**** DATA FOR THE TASK ****

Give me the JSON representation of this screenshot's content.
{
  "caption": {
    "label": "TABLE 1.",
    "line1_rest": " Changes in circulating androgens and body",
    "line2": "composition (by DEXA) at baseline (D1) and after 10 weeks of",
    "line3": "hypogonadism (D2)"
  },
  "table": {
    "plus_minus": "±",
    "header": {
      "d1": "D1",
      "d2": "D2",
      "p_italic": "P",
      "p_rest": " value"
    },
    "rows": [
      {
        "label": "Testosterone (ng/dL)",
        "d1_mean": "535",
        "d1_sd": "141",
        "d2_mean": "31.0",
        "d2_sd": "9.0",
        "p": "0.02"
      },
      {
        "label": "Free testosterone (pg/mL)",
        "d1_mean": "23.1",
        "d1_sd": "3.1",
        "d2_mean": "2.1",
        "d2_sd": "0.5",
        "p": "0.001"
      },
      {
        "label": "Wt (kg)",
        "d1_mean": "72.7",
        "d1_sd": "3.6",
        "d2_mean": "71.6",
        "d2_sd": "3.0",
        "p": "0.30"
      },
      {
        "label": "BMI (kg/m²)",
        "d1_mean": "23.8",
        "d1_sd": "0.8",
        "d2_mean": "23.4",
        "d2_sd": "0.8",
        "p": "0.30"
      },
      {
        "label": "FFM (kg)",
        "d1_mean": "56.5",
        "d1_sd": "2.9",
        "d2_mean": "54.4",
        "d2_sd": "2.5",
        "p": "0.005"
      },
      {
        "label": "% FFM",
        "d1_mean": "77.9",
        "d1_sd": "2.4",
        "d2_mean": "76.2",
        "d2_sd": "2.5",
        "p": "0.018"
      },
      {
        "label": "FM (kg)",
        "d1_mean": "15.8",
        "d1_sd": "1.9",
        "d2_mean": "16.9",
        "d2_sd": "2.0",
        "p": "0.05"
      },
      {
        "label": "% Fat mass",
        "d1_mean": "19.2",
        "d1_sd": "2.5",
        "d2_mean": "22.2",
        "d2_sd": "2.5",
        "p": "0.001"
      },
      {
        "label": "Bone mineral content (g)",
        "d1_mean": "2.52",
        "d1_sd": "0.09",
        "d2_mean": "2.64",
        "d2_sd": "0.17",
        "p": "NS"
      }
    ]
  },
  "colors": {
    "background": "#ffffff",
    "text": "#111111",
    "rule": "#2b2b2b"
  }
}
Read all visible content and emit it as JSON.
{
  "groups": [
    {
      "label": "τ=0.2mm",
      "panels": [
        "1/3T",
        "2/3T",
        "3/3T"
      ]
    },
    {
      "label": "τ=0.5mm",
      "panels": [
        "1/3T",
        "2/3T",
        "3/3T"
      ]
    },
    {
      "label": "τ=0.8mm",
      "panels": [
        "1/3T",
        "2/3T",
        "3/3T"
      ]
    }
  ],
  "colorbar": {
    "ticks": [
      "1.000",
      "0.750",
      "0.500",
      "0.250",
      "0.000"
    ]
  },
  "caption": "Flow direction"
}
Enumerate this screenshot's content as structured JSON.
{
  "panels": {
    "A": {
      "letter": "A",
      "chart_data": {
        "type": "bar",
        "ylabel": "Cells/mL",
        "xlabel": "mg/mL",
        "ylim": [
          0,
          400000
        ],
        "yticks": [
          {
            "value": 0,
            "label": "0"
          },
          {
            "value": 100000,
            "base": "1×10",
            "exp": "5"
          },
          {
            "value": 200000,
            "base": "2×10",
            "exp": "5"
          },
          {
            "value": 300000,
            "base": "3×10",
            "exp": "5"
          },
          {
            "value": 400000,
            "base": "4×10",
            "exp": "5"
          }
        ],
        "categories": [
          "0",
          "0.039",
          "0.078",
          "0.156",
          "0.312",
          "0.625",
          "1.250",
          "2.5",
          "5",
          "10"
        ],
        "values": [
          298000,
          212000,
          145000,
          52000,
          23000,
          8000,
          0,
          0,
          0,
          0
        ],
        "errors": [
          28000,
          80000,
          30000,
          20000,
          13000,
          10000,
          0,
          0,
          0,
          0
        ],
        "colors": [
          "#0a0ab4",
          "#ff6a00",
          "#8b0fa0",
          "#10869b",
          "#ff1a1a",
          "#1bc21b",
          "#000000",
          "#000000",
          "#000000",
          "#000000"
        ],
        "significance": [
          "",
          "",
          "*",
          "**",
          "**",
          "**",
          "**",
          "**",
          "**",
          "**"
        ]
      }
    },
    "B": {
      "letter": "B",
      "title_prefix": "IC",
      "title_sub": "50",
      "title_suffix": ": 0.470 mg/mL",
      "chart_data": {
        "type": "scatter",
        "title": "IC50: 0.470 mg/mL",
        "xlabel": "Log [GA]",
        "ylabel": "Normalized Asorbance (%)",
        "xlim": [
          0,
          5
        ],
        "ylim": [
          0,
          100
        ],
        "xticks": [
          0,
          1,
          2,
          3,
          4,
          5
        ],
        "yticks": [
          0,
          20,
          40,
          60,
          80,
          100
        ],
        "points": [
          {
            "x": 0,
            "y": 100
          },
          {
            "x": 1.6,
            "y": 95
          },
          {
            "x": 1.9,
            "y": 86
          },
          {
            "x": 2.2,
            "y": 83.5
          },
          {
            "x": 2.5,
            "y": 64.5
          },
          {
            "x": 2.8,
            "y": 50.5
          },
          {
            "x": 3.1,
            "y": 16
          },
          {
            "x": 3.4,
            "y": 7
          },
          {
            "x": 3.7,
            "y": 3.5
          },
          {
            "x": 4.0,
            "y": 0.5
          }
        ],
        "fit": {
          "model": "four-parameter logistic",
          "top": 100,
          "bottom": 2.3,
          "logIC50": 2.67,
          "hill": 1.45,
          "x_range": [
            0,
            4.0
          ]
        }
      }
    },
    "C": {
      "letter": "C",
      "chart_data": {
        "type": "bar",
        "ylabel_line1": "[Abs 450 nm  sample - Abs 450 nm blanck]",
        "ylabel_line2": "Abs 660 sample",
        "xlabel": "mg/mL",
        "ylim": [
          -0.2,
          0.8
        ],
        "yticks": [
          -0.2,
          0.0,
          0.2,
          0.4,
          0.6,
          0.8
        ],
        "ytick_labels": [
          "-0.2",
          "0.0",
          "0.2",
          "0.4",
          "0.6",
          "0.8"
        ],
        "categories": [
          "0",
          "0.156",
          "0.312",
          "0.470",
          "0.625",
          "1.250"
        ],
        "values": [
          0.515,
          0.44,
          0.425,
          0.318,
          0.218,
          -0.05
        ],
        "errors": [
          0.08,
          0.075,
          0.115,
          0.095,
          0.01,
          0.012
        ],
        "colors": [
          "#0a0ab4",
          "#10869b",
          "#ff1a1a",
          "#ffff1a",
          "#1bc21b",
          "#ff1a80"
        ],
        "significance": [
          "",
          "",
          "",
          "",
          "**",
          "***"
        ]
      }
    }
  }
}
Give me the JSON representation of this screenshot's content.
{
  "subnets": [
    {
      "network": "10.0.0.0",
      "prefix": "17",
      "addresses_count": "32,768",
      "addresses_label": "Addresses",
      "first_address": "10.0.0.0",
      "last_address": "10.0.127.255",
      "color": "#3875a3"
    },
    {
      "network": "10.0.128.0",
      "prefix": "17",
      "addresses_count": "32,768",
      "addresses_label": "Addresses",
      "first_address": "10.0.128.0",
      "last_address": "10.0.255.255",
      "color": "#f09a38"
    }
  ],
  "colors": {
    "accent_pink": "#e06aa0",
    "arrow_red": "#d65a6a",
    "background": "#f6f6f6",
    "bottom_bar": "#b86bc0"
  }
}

****

— WHAT TO DO —
Copy the data above exactly. Every line must be included.

— THE RESULT —
Give me the JSON representation of this screenshot's content.
{
  "caption": {
    "label": "TABLE 1.",
    "line1_rest": " Changes in circulating androgens and body",
    "line2": "composition (by DEXA) at baseline (D1) and after 10 weeks of",
    "line3": "hypogonadism (D2)"
  },
  "table": {
    "plus_minus": "±",
    "header": {
      "d1": "D1",
      "d2": "D2",
      "p_italic": "P",
      "p_rest": " value"
    },
    "rows": [
      {
        "label": "Testosterone (ng/dL)",
        "d1_mean": "535",
        "d1_sd": "141",
        "d2_mean": "31.0",
        "d2_sd": "9.0",
        "p": "0.02"
      },
      {
        "label": "Free testosterone (pg/mL)",
        "d1_mean": "23.1",
        "d1_sd": "3.1",
        "d2_mean": "2.1",
        "d2_sd": "0.5",
        "p": "0.001"
      },
      {
        "label": "Wt (kg)",
        "d1_mean": "72.7",
        "d1_sd": "3.6",
        "d2_mean": "71.6",
        "d2_sd": "3.0",
        "p": "0.30"
      },
      {
        "label": "BMI (kg/m²)",
        "d1_mean": "23.8",
        "d1_sd": "0.8",
        "d2_mean": "23.4",
        "d2_sd": "0.8",
        "p": "0.30"
      },
      {
        "label": "FFM (kg)",
        "d1_mean": "56.5",
        "d1_sd": "2.9",
        "d2_mean": "54.4",
        "d2_sd": "2.5",
        "p": "0.005"
      },
      {
        "label": "% FFM",
        "d1_mean": "77.9",
        "d1_sd": "2.4",
        "d2_mean": "76.2",
        "d2_sd": "2.5",
        "p": "0.018"
      },
      {
        "label": "FM (kg)",
        "d1_mean": "15.8",
        "d1_sd": "1.9",
        "d2_mean": "16.9",
        "d2_sd": "2.0",
        "p": "0.05"
      },
      {
        "label": "% Fat mass",
        "d1_mean": "19.2",
        "d1_sd": "2.5",
        "d2_mean": "22.2",
        "d2_sd": "2.5",
        "p": "0.001"
      },
      {
        "label": "Bone mineral content (g)",
        "d1_mean": "2.52",
        "d1_sd": "0.09",
        "d2_mean": "2.64",
        "d2_sd": "0.17",
        "p": "NS"
      }
    ]
  },
  "colors": {
    "background": "#ffffff",
    "text": "#111111",
    "rule": "#2b2b2b"
  }
}
Read all visible content and emit it as JSON.
{
  "groups": [
    {
      "label": "τ=0.2mm",
      "panels": [
        "1/3T",
        "2/3T",
        "3/3T"
      ]
    },
    {
      "label": "τ=0.5mm",
      "panels": [
        "1/3T",
        "2/3T",
        "3/3T"
      ]
    },
    {
      "label": "τ=0.8mm",
      "panels": [
        "1/3T",
        "2/3T",
        "3/3T"
      ]
    }
  ],
  "colorbar": {
    "ticks": [
      "1.000",
      "0.750",
      "0.500",
      "0.250",
      "0.000"
    ]
  },
  "caption": "Flow direction"
}
Enumerate this screenshot's content as structured JSON.
{
  "panels": {
    "A": {
      "letter": "A",
      "chart_data": {
        "type": "bar",
        "ylabel": "Cells/mL",
        "xlabel": "mg/mL",
        "ylim": [
          0,
          400000
        ],
        "yticks": [
          {
            "value": 0,
            "label": "0"
          },
          {
            "value": 100000,
            "base": "1×10",
            "exp": "5"
          },
          {
            "value": 200000,
            "base": "2×10",
            "exp": "5"
          },
          {
            "value": 300000,
            "base": "3×10",
            "exp": "5"
          },
          {
            "value": 400000,
            "base": "4×10",
            "exp": "5"
          }
        ],
        "categories": [
          "0",
          "0.039",
          "0.078",
          "0.156",
          "0.312",
          "0.625",
          "1.250",
          "2.5",
          "5",
          "10"
        ],
        "values": [
          298000,
          212000,
          145000,
          52000,
          23000,
          8000,
          0,
          0,
          0,
          0
        ],
        "errors": [
          28000,
          80000,
          30000,
          20000,
          13000,
          10000,
          0,
          0,
          0,
          0
        ],
        "colors": [
          "#0a0ab4",
          "#ff6a00",
          "#8b0fa0",
          "#10869b",
          "#ff1a1a",
          "#1bc21b",
          "#000000",
          "#000000",
          "#000000",
          "#000000"
        ],
        "significance": [
          "",
          "",
          "*",
          "**",
          "**",
          "**",
          "**",
          "**",
          "**",
          "**"
        ]
      }
    },
    "B": {
      "letter": "B",
      "title_prefix": "IC",
      "title_sub": "50",
      "title_suffix": ": 0.470 mg/mL",
      "chart_data": {
        "type": "scatter",
        "title": "IC50: 0.470 mg/mL",
        "xlabel": "Log [GA]",
        "ylabel": "Normalized Asorbance (%)",
        "xlim": [
          0,
          5
        ],
        "ylim": [
          0,
          100
        ],
        "xticks": [
          0,
          1,
          2,
          3,
          4,
          5
        ],
        "yticks": [
          0,
          20,
          40,
          60,
          80,
          100
        ],
        "points": [
          {
            "x": 0,
            "y": 100
          },
          {
            "x": 1.6,
            "y": 95
          },
          {
            "x": 1.9,
            "y": 86
          },
          {
            "x": 2.2,
            "y": 83.5
          },
          {
            "x": 2.5,
            "y": 64.5
          },
          {
            "x": 2.8,
            "y": 50.5
          },
          {
            "x": 3.1,
            "y": 16
          },
          {
            "x": 3.4,
            "y": 7
          },
          {
            "x": 3.7,
            "y": 3.5
          },
          {
            "x": 4.0,
            "y": 0.5
          }
        ],
        "fit": {
          "model": "four-parameter logistic",
          "top": 100,
          "bottom": 2.3,
          "logIC50": 2.67,
          "hill": 1.45,
          "x_range": [
            0,
            4.0
          ]
        }
      }
    },
    "C": {
      "letter": "C",
      "chart_data": {
        "type": "bar",
        "ylabel_line1": "[Abs 450 nm  sample - Abs 450 nm blanck]",
        "ylabel_line2": "Abs 660 sample",
        "xlabel": "mg/mL",
        "ylim": [
          -0.2,
          0.8
        ],
        "yticks": [
          -0.2,
          0.0,
          0.2,
          0.4,
          0.6,
          0.8
        ],
        "ytick_labels": [
          "-0.2",
          "0.0",
          "0.2",
          "0.4",
          "0.6",
          "0.8"
        ],
        "categories": [
          "0",
          "0.156",
          "0.312",
          "0.470",
          "0.625",
          "1.250"
        ],
        "values": [
          0.515,
          0.44,
          0.425,
          0.318,
          0.218,
          -0.05
        ],
        "errors": [
          0.08,
          0.075,
          0.115,
          0.095,
          0.01,
          0.012
        ],
        "colors": [
          "#0a0ab4",
          "#10869b",
          "#ff1a1a",
          "#ffff1a",
          "#1bc21b",
          "#ff1a80"
        ],
        "significance": [
          "",
          "",
          "",
          "",
          "**",
          "***"
        ]
      }
    }
  }
}
Give me the JSON representation of this screenshot's content.
{
  "subnets": [
    {
      "network": "10.0.0.0",
      "prefix": "17",
      "addresses_count": "32,768",
      "addresses_label": "Addresses",
      "first_address": "10.0.0.0",
      "last_address": "10.0.127.255",
      "color": "#3875a3"
    },
    {
      "network": "10.0.128.0",
      "prefix": "17",
      "addresses_count": "32,768",
      "addresses_label": "Addresses",
      "first_address": "10.0.128.0",
      "last_address": "10.0.255.255",
      "color": "#f09a38"
    }
  ],
  "colors": {
    "accent_pink": "#e06aa0",
    "arrow_red": "#d65a6a",
    "background": "#f6f6f6",
    "bottom_bar": "#b86bc0"
  }
}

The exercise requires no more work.